◆ **Problem to work on**:
In the post on the C# null-coalescing operator, why is `??` not commutative?

◆ **Selected extract**:
Content starts
# The C# null-coalescing operator

17 May 2021

Recently I have had cause to analyse the mathematical properties of C#’s null-coalescing operator (`??`

). If you’re wondering what kind of wacky and fun-filled life I lead, then read on …

The null-coalescing operator takes in two arguments, and returns the first one unless it’s `null`

, in which case it returns the second one. That is, if you have two variables `a`

and `b`

of type `T`

, then the statement `T x = a ?? b;`

is equivalent to the following:

```
T x;
if (a != null)
{
x = a;
}
else
{
x = b;
}
```

Using this operator can be a really succinct way of expressing concepts involving `null`

s in code.

For example, recently I’ve been working on some code which parses XML into more structured types. The XML can take many different (valid) forms, and so there are dozens of different types that could be returned. Currently, the code looks something like this:

```
XElement fileContents = // Import from file ...
return GetFormat1OrNull(fileContents) ??
GetFormat2OrNull(fileContents) ??
GetFormat3OrNull(fileContents) ??
GetFormat4OrNull(fileContents) ??
GetFormat5OrNull(fileContents);
```

In my case, the definition of what constitutes the different formats is a little vague, and I’d like to refactor to group them differently. In order to do this, I needed to verify two mathematical properties of the `??`

operator.

## Maths

In mathematics, a **binary operator** is a function which takes two inputs (hence “binary”) and returns one output. These are all over the place in coding; examples in C# include:

`+`

,`-`

,`*`

and`/`

, which input two numbers and output a number`==`

, which input any two types and outputs a boolean`<`

,`<=`

,`>`

and`>=`

, which input two numbers and output a boolean- (yes, you guessed it)
`??`

, which inputs two of the same type and outputs that type.

A binary operator is called **associative** if it doesn’t matter where you put the brackets when you apply the operator twice. For example, `(a + b) + c`

and `a + (b + c)`

are always the same; this makes `+`

associative. This is helpful when writing things down because it means you can just leave out the brackets: `a + b + c`

. [Note: this only makes sense when the operator inputs and outputs the same type.]

A binary operator is called **commutative** if it doesn’t matter which order you write the inputs. For example, `a + b`

and `b + a`

are always the same; this makes `+`

commutative.

You can easily find examples of operators with and without these properties; e.g. `-`

is neither associative or commutative (try it out!).

## Application to my code

It turns out that `??`

is associative (proof at the end of this post).

This is really helpful, because it means that I can change the way that the different formats are grouped together by clever use of brackets. Once I’ve done that I can extract methods for groupings of formats that make sense together.

Unfortunately it turns out that `??`

is not commutative, because the order matters in the case when both arguments are not null (again, see the end of this post for a proof).
Content ends
◆ **Provided records**:
Content starts
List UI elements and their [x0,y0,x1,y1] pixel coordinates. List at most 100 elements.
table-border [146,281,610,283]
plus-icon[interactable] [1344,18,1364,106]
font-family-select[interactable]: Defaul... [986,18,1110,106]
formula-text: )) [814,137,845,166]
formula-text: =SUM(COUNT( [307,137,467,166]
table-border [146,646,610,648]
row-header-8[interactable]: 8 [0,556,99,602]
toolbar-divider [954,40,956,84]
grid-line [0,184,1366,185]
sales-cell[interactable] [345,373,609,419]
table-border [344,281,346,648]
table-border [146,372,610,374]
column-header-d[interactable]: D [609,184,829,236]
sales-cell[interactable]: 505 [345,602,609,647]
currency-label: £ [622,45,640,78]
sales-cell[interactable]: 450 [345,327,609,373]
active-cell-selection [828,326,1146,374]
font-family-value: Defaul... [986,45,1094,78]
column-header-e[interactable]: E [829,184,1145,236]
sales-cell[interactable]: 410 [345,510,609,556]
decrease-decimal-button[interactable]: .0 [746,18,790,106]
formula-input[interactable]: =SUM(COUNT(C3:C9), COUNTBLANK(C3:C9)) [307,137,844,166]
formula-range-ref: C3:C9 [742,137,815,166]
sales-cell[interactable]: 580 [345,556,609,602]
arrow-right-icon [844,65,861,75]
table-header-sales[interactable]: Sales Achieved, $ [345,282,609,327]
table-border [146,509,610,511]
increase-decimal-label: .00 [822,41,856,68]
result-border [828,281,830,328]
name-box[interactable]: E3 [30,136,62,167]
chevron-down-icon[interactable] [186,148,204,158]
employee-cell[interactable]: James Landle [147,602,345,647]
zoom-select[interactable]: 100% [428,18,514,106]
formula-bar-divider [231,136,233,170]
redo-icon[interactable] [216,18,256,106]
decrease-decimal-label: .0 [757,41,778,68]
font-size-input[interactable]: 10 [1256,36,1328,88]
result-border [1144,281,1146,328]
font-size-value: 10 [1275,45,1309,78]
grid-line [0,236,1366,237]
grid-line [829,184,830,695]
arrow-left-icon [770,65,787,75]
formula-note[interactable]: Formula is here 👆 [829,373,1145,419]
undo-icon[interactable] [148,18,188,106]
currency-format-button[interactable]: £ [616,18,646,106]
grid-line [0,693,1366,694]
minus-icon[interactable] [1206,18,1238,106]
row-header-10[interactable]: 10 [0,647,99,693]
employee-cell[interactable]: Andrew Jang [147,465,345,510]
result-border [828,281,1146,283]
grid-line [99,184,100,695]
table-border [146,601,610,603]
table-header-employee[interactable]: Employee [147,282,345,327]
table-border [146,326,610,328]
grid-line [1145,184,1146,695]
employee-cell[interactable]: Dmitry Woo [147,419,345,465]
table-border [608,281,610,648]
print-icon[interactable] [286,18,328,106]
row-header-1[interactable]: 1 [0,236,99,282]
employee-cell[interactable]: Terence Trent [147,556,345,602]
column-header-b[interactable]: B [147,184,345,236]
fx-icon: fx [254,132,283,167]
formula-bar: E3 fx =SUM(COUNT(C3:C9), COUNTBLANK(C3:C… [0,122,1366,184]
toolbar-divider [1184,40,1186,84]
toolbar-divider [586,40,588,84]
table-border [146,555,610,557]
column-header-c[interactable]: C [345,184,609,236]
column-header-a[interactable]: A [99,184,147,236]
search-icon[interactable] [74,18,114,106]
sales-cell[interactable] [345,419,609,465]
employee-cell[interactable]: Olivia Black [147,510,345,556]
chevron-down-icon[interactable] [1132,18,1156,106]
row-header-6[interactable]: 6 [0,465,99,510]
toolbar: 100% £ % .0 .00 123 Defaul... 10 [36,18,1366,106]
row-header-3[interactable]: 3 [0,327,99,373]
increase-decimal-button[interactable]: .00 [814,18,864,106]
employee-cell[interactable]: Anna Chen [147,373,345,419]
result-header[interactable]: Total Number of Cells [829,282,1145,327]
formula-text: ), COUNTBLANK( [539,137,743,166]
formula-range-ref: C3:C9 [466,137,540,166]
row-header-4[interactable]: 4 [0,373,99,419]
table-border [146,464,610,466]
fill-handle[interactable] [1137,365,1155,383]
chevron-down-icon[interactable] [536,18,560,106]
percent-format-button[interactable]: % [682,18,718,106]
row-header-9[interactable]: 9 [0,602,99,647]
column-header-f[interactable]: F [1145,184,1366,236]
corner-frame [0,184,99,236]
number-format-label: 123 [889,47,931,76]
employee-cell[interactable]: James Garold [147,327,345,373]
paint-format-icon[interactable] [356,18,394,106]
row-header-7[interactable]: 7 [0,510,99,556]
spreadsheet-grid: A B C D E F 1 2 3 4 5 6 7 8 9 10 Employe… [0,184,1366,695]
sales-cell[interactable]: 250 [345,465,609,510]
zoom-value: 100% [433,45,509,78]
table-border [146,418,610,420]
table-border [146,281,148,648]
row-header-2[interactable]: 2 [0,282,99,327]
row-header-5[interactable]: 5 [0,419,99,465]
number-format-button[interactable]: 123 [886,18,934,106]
Content ends
◆ **Answer space**:
The order matters when both arguments are not null.